Exercise aim: Give the material once more, word for word, without any images.

Raw records:

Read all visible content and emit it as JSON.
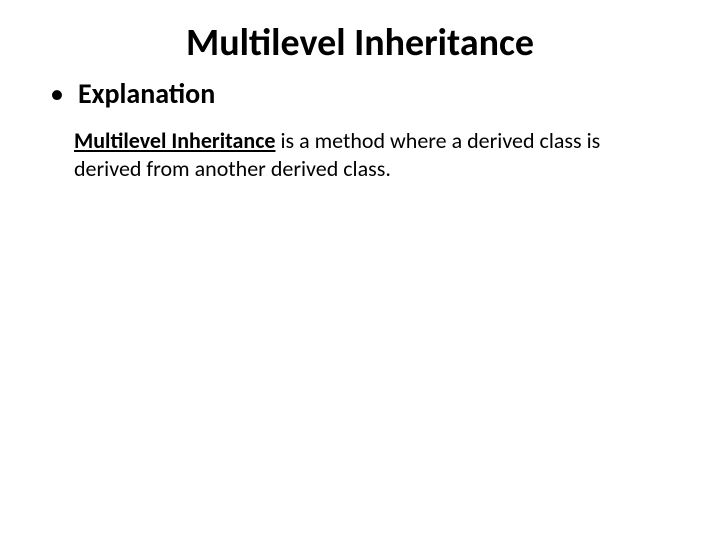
{
  "title": "Multilevel Inheritance",
  "bullet": {
    "label": "Explanation"
  },
  "body": {
    "leading_space": " ",
    "term": "Multilevel Inheritance",
    "definition_part1": " is a method where a derived class is derived from another derived class."
  }
}
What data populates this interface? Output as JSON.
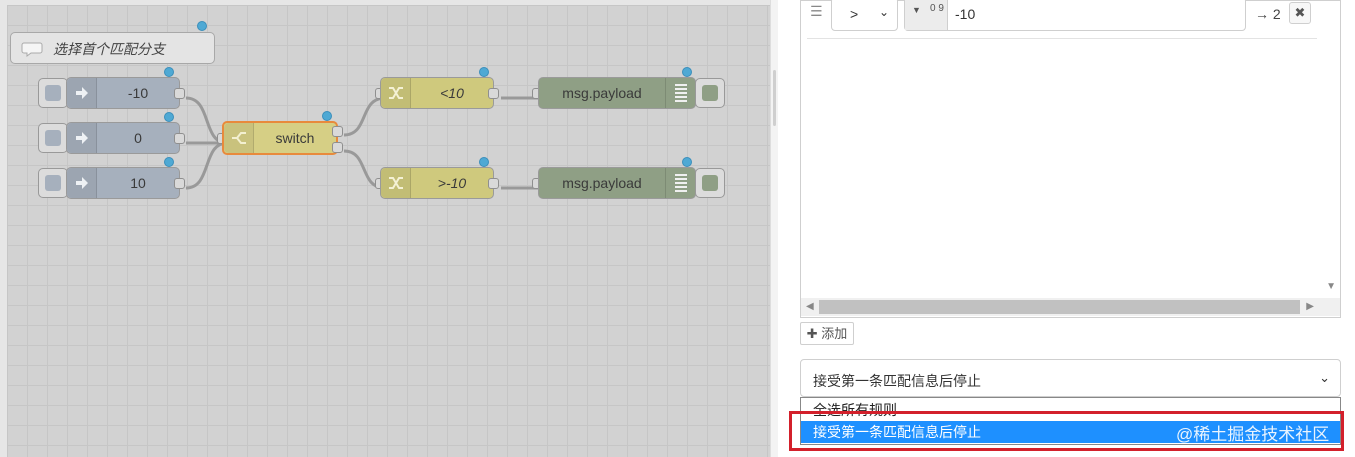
{
  "workspace": {
    "comment_label": "选择首个匹配分支",
    "inject_nodes": [
      {
        "label": "-10"
      },
      {
        "label": "0"
      },
      {
        "label": "10"
      }
    ],
    "switch_node": {
      "label": "switch"
    },
    "change_nodes": [
      {
        "label": "<10"
      },
      {
        "label": ">-10"
      }
    ],
    "debug_nodes": [
      {
        "label": "msg.payload"
      },
      {
        "label": "msg.payload"
      }
    ]
  },
  "rule": {
    "operator": ">",
    "value_type": "0 9",
    "value": "-10",
    "output": "→ 2"
  },
  "add_button": "✚ 添加",
  "mode_select": {
    "value": "接受第一条匹配信息后停止",
    "options": [
      "全选所有规则",
      "接受第一条匹配信息后停止"
    ]
  },
  "watermark": "@稀土掘金技术社区",
  "colors": {
    "inject": "#a6b0bd",
    "switch": "#d6cf85",
    "change": "#cfc97d",
    "debug": "#8f9f85",
    "selected": "#1e90ff",
    "highlight": "#d3202b"
  }
}
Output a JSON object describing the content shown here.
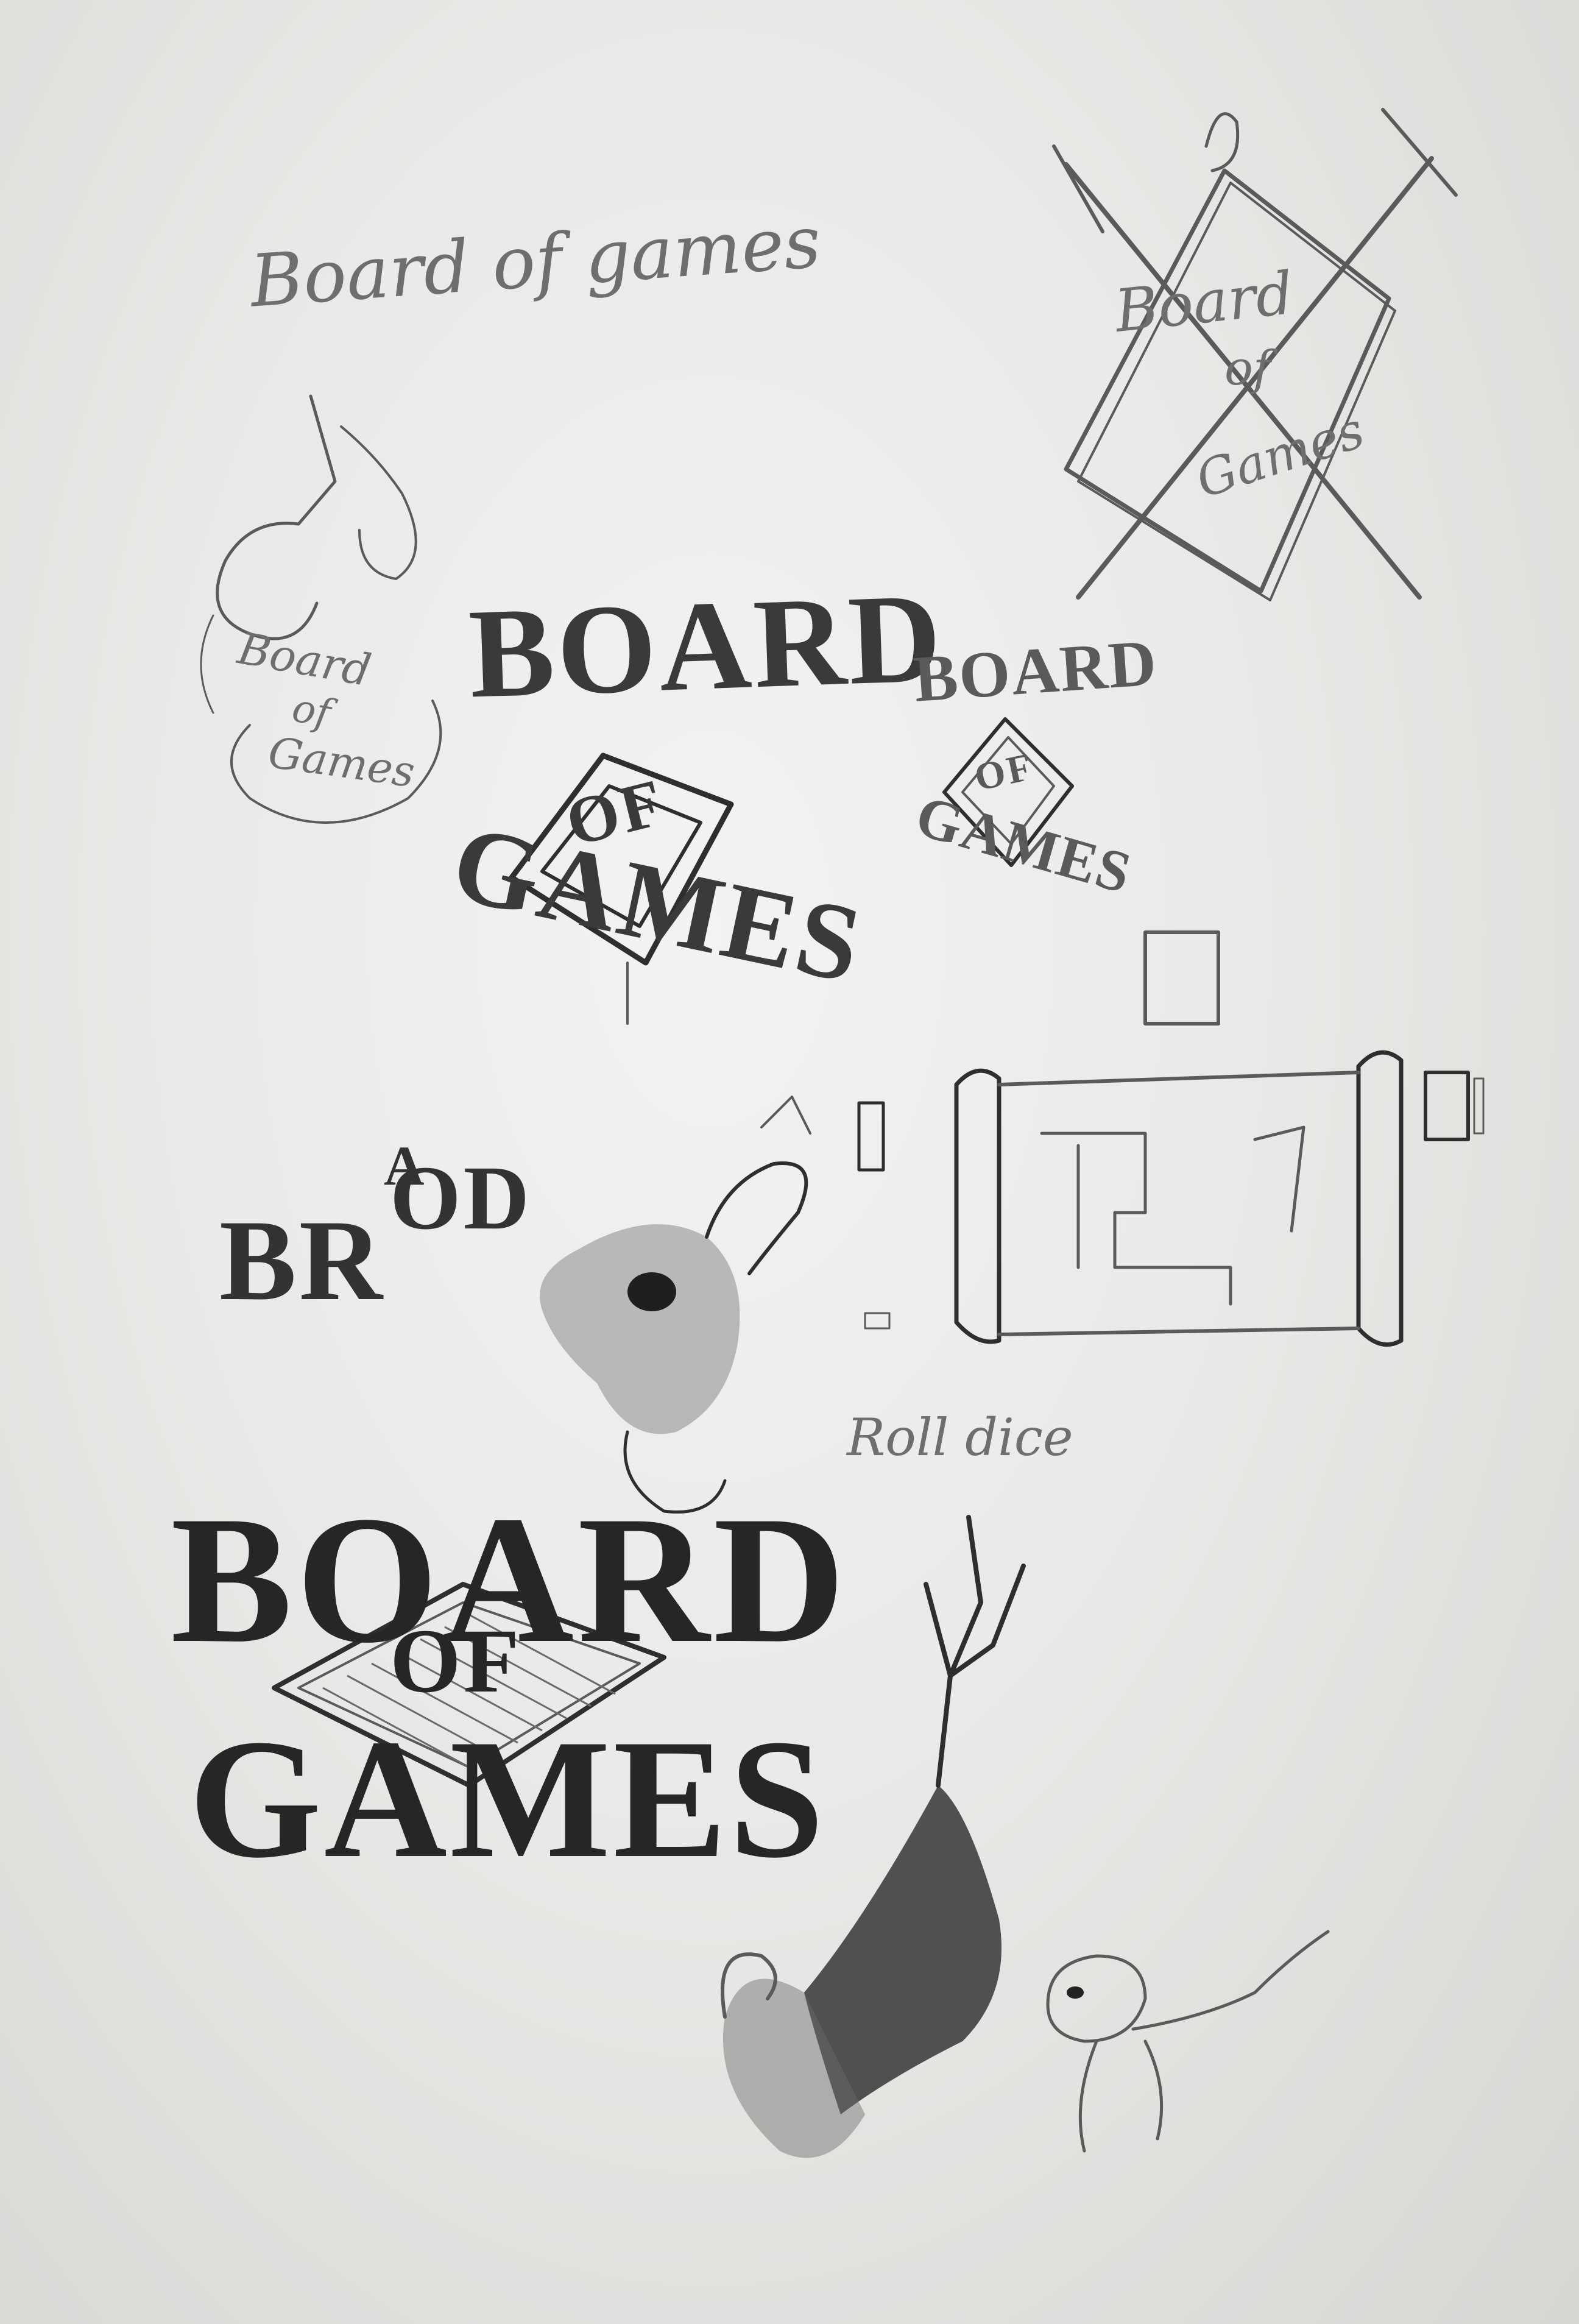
{
  "sketches": {
    "script_title": "Board of games",
    "crossed_swords": {
      "line1": "Board",
      "line2": "of",
      "line3": "Games"
    },
    "dragon_scroll": {
      "line1": "Board",
      "line2": "of",
      "line3": "Games"
    },
    "diamond_logo_large": {
      "top": "BOARD",
      "middle": "OF",
      "bottom": "GAMES"
    },
    "diamond_logo_small": {
      "top": "BOARD",
      "middle": "OF",
      "bottom": "GAMES"
    },
    "brod": {
      "text": "BR",
      "a": "A",
      "od": "OD"
    },
    "roll_dice": "Roll dice",
    "final_logo": {
      "top": "BOARD",
      "middle": "OF",
      "bottom": "GAMES"
    }
  }
}
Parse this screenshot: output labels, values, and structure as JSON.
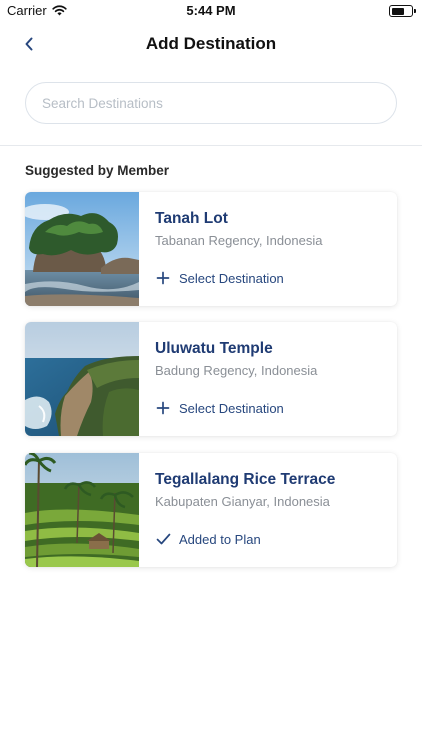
{
  "status_bar": {
    "carrier": "Carrier",
    "time": "5:44 PM",
    "battery_level": 0.7
  },
  "nav": {
    "title": "Add Destination",
    "back_icon": "chevron-left-icon"
  },
  "search": {
    "placeholder": "Search Destinations",
    "value": ""
  },
  "section": {
    "title": "Suggested by Member"
  },
  "destinations": [
    {
      "name": "Tanah Lot",
      "location": "Tabanan Regency, Indonesia",
      "action": "Select Destination",
      "action_icon": "plus-icon",
      "added": false
    },
    {
      "name": "Uluwatu Temple",
      "location": "Badung Regency, Indonesia",
      "action": "Select Destination",
      "action_icon": "plus-icon",
      "added": false
    },
    {
      "name": "Tegallalang Rice Terrace",
      "location": "Kabupaten Gianyar, Indonesia",
      "action": "Added to Plan",
      "action_icon": "check-icon",
      "added": true
    }
  ],
  "colors": {
    "accent": "#27477e",
    "title": "#1f3b73",
    "muted": "#8a8f96"
  }
}
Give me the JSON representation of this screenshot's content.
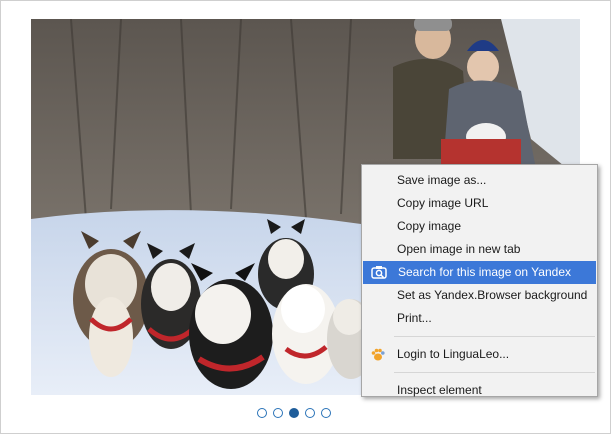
{
  "image": {
    "description_icon": "photo"
  },
  "carousel": {
    "dot_count": 5,
    "active_index": 2
  },
  "context_menu": {
    "items": [
      {
        "label": "Save image as..."
      },
      {
        "label": "Copy image URL"
      },
      {
        "label": "Copy image"
      },
      {
        "label": "Open image in new tab"
      },
      {
        "label": "Search for this image on Yandex",
        "icon": "camera-search-icon",
        "highlighted": true
      },
      {
        "label": "Set as Yandex.Browser background"
      },
      {
        "label": "Print..."
      },
      {
        "label": "Login to LinguaLeo...",
        "icon": "lingualeo-paw-icon"
      },
      {
        "label": "Inspect element"
      }
    ],
    "highlight_color": "#3c78d8"
  }
}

Exercise solution:
Read all visible content and emit it as JSON.
{
  "title": "Multilevel Inheritance",
  "bullet": {
    "label": "Explanation"
  },
  "body": {
    "leading_space": " ",
    "term": "Multilevel Inheritance",
    "definition_part1": " is a method where a derived class is derived from another derived class."
  }
}
What data populates this interface? Output as JSON.
{
  "workspace": {
    "comment_label": "选择首个匹配分支",
    "inject_nodes": [
      {
        "label": "-10"
      },
      {
        "label": "0"
      },
      {
        "label": "10"
      }
    ],
    "switch_node": {
      "label": "switch"
    },
    "change_nodes": [
      {
        "label": "<10"
      },
      {
        "label": ">-10"
      }
    ],
    "debug_nodes": [
      {
        "label": "msg.payload"
      },
      {
        "label": "msg.payload"
      }
    ]
  },
  "rule": {
    "operator": ">",
    "value_type": "0 9",
    "value": "-10",
    "output": "→ 2"
  },
  "add_button": "✚ 添加",
  "mode_select": {
    "value": "接受第一条匹配信息后停止",
    "options": [
      "全选所有规则",
      "接受第一条匹配信息后停止"
    ]
  },
  "watermark": "@稀土掘金技术社区",
  "colors": {
    "inject": "#a6b0bd",
    "switch": "#d6cf85",
    "change": "#cfc97d",
    "debug": "#8f9f85",
    "selected": "#1e90ff",
    "highlight": "#d3202b"
  }
}
Output a JSON object describing the content shown here.
{
  "sketches": {
    "script_title": "Board of games",
    "crossed_swords": {
      "line1": "Board",
      "line2": "of",
      "line3": "Games"
    },
    "dragon_scroll": {
      "line1": "Board",
      "line2": "of",
      "line3": "Games"
    },
    "diamond_logo_large": {
      "top": "BOARD",
      "middle": "OF",
      "bottom": "GAMES"
    },
    "diamond_logo_small": {
      "top": "BOARD",
      "middle": "OF",
      "bottom": "GAMES"
    },
    "brod": {
      "text": "BR",
      "a": "A",
      "od": "OD"
    },
    "roll_dice": "Roll dice",
    "final_logo": {
      "top": "BOARD",
      "middle": "OF",
      "bottom": "GAMES"
    }
  }
}
Parse this screenshot: output labels, values, and structure as JSON.
{
  "status_bar": {
    "carrier": "Carrier",
    "time": "5:44 PM",
    "battery_level": 0.7
  },
  "nav": {
    "title": "Add Destination",
    "back_icon": "chevron-left-icon"
  },
  "search": {
    "placeholder": "Search Destinations",
    "value": ""
  },
  "section": {
    "title": "Suggested by Member"
  },
  "destinations": [
    {
      "name": "Tanah Lot",
      "location": "Tabanan Regency, Indonesia",
      "action": "Select Destination",
      "action_icon": "plus-icon",
      "added": false
    },
    {
      "name": "Uluwatu Temple",
      "location": "Badung Regency, Indonesia",
      "action": "Select Destination",
      "action_icon": "plus-icon",
      "added": false
    },
    {
      "name": "Tegallalang Rice Terrace",
      "location": "Kabupaten Gianyar, Indonesia",
      "action": "Added to Plan",
      "action_icon": "check-icon",
      "added": true
    }
  ],
  "colors": {
    "accent": "#27477e",
    "title": "#1f3b73",
    "muted": "#8a8f96"
  }
}
Give me the JSON representation of this screenshot's content.
{
  "image": {
    "description_icon": "photo"
  },
  "carousel": {
    "dot_count": 5,
    "active_index": 2
  },
  "context_menu": {
    "items": [
      {
        "label": "Save image as..."
      },
      {
        "label": "Copy image URL"
      },
      {
        "label": "Copy image"
      },
      {
        "label": "Open image in new tab"
      },
      {
        "label": "Search for this image on Yandex",
        "icon": "camera-search-icon",
        "highlighted": true
      },
      {
        "label": "Set as Yandex.Browser background"
      },
      {
        "label": "Print..."
      },
      {
        "label": "Login to LinguaLeo...",
        "icon": "lingualeo-paw-icon"
      },
      {
        "label": "Inspect element"
      }
    ],
    "highlight_color": "#3c78d8"
  }
}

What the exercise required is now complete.